§ **Input rows**
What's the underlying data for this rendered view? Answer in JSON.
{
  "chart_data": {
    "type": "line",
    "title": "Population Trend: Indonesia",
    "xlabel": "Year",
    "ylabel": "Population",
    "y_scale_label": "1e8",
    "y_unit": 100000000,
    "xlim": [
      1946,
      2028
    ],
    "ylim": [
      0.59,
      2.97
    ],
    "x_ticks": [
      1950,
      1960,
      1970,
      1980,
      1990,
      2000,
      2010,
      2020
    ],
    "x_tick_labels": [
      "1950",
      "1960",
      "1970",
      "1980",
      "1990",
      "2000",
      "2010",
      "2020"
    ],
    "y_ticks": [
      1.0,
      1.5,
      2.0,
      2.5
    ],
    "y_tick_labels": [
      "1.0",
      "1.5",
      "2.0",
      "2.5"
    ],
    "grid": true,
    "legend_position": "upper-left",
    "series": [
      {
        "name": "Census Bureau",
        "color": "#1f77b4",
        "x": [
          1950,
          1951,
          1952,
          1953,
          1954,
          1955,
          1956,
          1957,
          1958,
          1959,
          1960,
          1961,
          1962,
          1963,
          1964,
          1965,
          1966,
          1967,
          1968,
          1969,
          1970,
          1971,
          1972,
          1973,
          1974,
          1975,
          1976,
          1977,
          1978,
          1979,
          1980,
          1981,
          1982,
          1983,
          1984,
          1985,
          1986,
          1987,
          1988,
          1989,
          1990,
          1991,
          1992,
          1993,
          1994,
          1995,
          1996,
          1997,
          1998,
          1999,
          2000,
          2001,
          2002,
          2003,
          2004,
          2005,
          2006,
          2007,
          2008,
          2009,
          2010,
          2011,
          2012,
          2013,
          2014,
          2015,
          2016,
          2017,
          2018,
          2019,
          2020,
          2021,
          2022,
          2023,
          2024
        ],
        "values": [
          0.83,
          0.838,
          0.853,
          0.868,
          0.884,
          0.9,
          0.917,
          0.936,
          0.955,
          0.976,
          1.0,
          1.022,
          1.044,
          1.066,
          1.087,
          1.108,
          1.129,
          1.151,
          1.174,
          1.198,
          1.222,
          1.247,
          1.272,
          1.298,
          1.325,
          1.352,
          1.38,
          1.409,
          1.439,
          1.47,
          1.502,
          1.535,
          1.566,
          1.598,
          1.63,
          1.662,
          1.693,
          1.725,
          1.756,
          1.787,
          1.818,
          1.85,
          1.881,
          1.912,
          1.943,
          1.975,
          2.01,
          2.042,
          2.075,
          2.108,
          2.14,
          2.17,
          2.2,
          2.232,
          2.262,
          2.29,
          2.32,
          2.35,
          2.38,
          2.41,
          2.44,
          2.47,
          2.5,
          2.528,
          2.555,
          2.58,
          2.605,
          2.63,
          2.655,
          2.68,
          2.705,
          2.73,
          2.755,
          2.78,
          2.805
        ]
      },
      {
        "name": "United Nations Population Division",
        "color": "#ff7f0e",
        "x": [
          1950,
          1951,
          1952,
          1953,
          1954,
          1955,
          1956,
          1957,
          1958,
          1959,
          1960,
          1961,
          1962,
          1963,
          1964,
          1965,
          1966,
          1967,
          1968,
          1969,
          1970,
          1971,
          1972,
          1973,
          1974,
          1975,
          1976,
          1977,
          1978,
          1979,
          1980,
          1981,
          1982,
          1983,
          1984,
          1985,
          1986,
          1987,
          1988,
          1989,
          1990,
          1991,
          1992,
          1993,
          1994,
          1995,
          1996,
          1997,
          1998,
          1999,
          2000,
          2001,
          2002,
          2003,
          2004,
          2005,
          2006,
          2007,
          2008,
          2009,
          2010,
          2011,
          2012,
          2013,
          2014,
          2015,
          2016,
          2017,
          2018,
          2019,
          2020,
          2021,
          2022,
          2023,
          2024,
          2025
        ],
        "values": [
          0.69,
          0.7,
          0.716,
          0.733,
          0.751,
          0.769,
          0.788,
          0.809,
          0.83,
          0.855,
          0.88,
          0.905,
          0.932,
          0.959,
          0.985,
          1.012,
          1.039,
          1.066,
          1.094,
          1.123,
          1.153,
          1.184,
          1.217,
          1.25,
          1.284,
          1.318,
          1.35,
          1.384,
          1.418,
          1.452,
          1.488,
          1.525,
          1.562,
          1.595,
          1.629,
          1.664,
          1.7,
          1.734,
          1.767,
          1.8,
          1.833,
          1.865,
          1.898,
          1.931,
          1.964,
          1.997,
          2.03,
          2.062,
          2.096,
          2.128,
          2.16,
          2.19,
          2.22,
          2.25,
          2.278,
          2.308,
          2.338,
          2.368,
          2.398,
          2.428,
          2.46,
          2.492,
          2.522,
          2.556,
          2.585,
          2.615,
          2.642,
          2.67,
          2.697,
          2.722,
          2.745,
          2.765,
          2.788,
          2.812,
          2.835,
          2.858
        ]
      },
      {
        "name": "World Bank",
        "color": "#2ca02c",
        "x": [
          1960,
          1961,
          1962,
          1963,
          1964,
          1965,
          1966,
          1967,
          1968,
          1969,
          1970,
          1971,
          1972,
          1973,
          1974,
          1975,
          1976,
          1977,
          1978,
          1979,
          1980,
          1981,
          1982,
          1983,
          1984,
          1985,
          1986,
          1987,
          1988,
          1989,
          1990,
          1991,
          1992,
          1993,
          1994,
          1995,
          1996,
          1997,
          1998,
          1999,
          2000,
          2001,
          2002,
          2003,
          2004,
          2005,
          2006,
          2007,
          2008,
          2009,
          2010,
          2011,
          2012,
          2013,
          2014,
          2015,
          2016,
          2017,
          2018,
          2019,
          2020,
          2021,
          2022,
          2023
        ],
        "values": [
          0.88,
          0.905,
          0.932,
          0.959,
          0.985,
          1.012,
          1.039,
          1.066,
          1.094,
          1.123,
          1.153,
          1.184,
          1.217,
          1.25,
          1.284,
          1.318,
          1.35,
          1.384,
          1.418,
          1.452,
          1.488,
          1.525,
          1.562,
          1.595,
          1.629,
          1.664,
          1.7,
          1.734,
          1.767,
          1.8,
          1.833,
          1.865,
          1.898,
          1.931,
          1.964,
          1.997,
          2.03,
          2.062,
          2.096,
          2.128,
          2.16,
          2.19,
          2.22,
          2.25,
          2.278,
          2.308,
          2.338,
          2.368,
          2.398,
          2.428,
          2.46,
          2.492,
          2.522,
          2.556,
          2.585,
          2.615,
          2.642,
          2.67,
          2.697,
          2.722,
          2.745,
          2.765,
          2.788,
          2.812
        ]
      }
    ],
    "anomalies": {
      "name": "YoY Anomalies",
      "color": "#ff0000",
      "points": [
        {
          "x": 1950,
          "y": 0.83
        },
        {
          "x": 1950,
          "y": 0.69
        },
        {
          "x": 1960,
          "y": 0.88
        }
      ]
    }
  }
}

§ **To do**
Go through the entries and repeat each one exactly.

§ **Completed exercise**
What's the underlying data for this rendered view? Answer in JSON.
{
  "chart_data": {
    "type": "line",
    "title": "Population Trend: Indonesia",
    "xlabel": "Year",
    "ylabel": "Population",
    "y_scale_label": "1e8",
    "y_unit": 100000000,
    "xlim": [
      1946,
      2028
    ],
    "ylim": [
      0.59,
      2.97
    ],
    "x_ticks": [
      1950,
      1960,
      1970,
      1980,
      1990,
      2000,
      2010,
      2020
    ],
    "x_tick_labels": [
      "1950",
      "1960",
      "1970",
      "1980",
      "1990",
      "2000",
      "2010",
      "2020"
    ],
    "y_ticks": [
      1.0,
      1.5,
      2.0,
      2.5
    ],
    "y_tick_labels": [
      "1.0",
      "1.5",
      "2.0",
      "2.5"
    ],
    "grid": true,
    "legend_position": "upper-left",
    "series": [
      {
        "name": "Census Bureau",
        "color": "#1f77b4",
        "x": [
          1950,
          1951,
          1952,
          1953,
          1954,
          1955,
          1956,
          1957,
          1958,
          1959,
          1960,
          1961,
          1962,
          1963,
          1964,
          1965,
          1966,
          1967,
          1968,
          1969,
          1970,
          1971,
          1972,
          1973,
          1974,
          1975,
          1976,
          1977,
          1978,
          1979,
          1980,
          1981,
          1982,
          1983,
          1984,
          1985,
          1986,
          1987,
          1988,
          1989,
          1990,
          1991,
          1992,
          1993,
          1994,
          1995,
          1996,
          1997,
          1998,
          1999,
          2000,
          2001,
          2002,
          2003,
          2004,
          2005,
          2006,
          2007,
          2008,
          2009,
          2010,
          2011,
          2012,
          2013,
          2014,
          2015,
          2016,
          2017,
          2018,
          2019,
          2020,
          2021,
          2022,
          2023,
          2024
        ],
        "values": [
          0.83,
          0.838,
          0.853,
          0.868,
          0.884,
          0.9,
          0.917,
          0.936,
          0.955,
          0.976,
          1.0,
          1.022,
          1.044,
          1.066,
          1.087,
          1.108,
          1.129,
          1.151,
          1.174,
          1.198,
          1.222,
          1.247,
          1.272,
          1.298,
          1.325,
          1.352,
          1.38,
          1.409,
          1.439,
          1.47,
          1.502,
          1.535,
          1.566,
          1.598,
          1.63,
          1.662,
          1.693,
          1.725,
          1.756,
          1.787,
          1.818,
          1.85,
          1.881,
          1.912,
          1.943,
          1.975,
          2.01,
          2.042,
          2.075,
          2.108,
          2.14,
          2.17,
          2.2,
          2.232,
          2.262,
          2.29,
          2.32,
          2.35,
          2.38,
          2.41,
          2.44,
          2.47,
          2.5,
          2.528,
          2.555,
          2.58,
          2.605,
          2.63,
          2.655,
          2.68,
          2.705,
          2.73,
          2.755,
          2.78,
          2.805
        ]
      },
      {
        "name": "United Nations Population Division",
        "color": "#ff7f0e",
        "x": [
          1950,
          1951,
          1952,
          1953,
          1954,
          1955,
          1956,
          1957,
          1958,
          1959,
          1960,
          1961,
          1962,
          1963,
          1964,
          1965,
          1966,
          1967,
          1968,
          1969,
          1970,
          1971,
          1972,
          1973,
          1974,
          1975,
          1976,
          1977,
          1978,
          1979,
          1980,
          1981,
          1982,
          1983,
          1984,
          1985,
          1986,
          1987,
          1988,
          1989,
          1990,
          1991,
          1992,
          1993,
          1994,
          1995,
          1996,
          1997,
          1998,
          1999,
          2000,
          2001,
          2002,
          2003,
          2004,
          2005,
          2006,
          2007,
          2008,
          2009,
          2010,
          2011,
          2012,
          2013,
          2014,
          2015,
          2016,
          2017,
          2018,
          2019,
          2020,
          2021,
          2022,
          2023,
          2024,
          2025
        ],
        "values": [
          0.69,
          0.7,
          0.716,
          0.733,
          0.751,
          0.769,
          0.788,
          0.809,
          0.83,
          0.855,
          0.88,
          0.905,
          0.932,
          0.959,
          0.985,
          1.012,
          1.039,
          1.066,
          1.094,
          1.123,
          1.153,
          1.184,
          1.217,
          1.25,
          1.284,
          1.318,
          1.35,
          1.384,
          1.418,
          1.452,
          1.488,
          1.525,
          1.562,
          1.595,
          1.629,
          1.664,
          1.7,
          1.734,
          1.767,
          1.8,
          1.833,
          1.865,
          1.898,
          1.931,
          1.964,
          1.997,
          2.03,
          2.062,
          2.096,
          2.128,
          2.16,
          2.19,
          2.22,
          2.25,
          2.278,
          2.308,
          2.338,
          2.368,
          2.398,
          2.428,
          2.46,
          2.492,
          2.522,
          2.556,
          2.585,
          2.615,
          2.642,
          2.67,
          2.697,
          2.722,
          2.745,
          2.765,
          2.788,
          2.812,
          2.835,
          2.858
        ]
      },
      {
        "name": "World Bank",
        "color": "#2ca02c",
        "x": [
          1960,
          1961,
          1962,
          1963,
          1964,
          1965,
          1966,
          1967,
          1968,
          1969,
          1970,
          1971,
          1972,
          1973,
          1974,
          1975,
          1976,
          1977,
          1978,
          1979,
          1980,
          1981,
          1982,
          1983,
          1984,
          1985,
          1986,
          1987,
          1988,
          1989,
          1990,
          1991,
          1992,
          1993,
          1994,
          1995,
          1996,
          1997,
          1998,
          1999,
          2000,
          2001,
          2002,
          2003,
          2004,
          2005,
          2006,
          2007,
          2008,
          2009,
          2010,
          2011,
          2012,
          2013,
          2014,
          2015,
          2016,
          2017,
          2018,
          2019,
          2020,
          2021,
          2022,
          2023
        ],
        "values": [
          0.88,
          0.905,
          0.932,
          0.959,
          0.985,
          1.012,
          1.039,
          1.066,
          1.094,
          1.123,
          1.153,
          1.184,
          1.217,
          1.25,
          1.284,
          1.318,
          1.35,
          1.384,
          1.418,
          1.452,
          1.488,
          1.525,
          1.562,
          1.595,
          1.629,
          1.664,
          1.7,
          1.734,
          1.767,
          1.8,
          1.833,
          1.865,
          1.898,
          1.931,
          1.964,
          1.997,
          2.03,
          2.062,
          2.096,
          2.128,
          2.16,
          2.19,
          2.22,
          2.25,
          2.278,
          2.308,
          2.338,
          2.368,
          2.398,
          2.428,
          2.46,
          2.492,
          2.522,
          2.556,
          2.585,
          2.615,
          2.642,
          2.67,
          2.697,
          2.722,
          2.745,
          2.765,
          2.788,
          2.812
        ]
      }
    ],
    "anomalies": {
      "name": "YoY Anomalies",
      "color": "#ff0000",
      "points": [
        {
          "x": 1950,
          "y": 0.83
        },
        {
          "x": 1950,
          "y": 0.69
        },
        {
          "x": 1960,
          "y": 0.88
        }
      ]
    }
  }
}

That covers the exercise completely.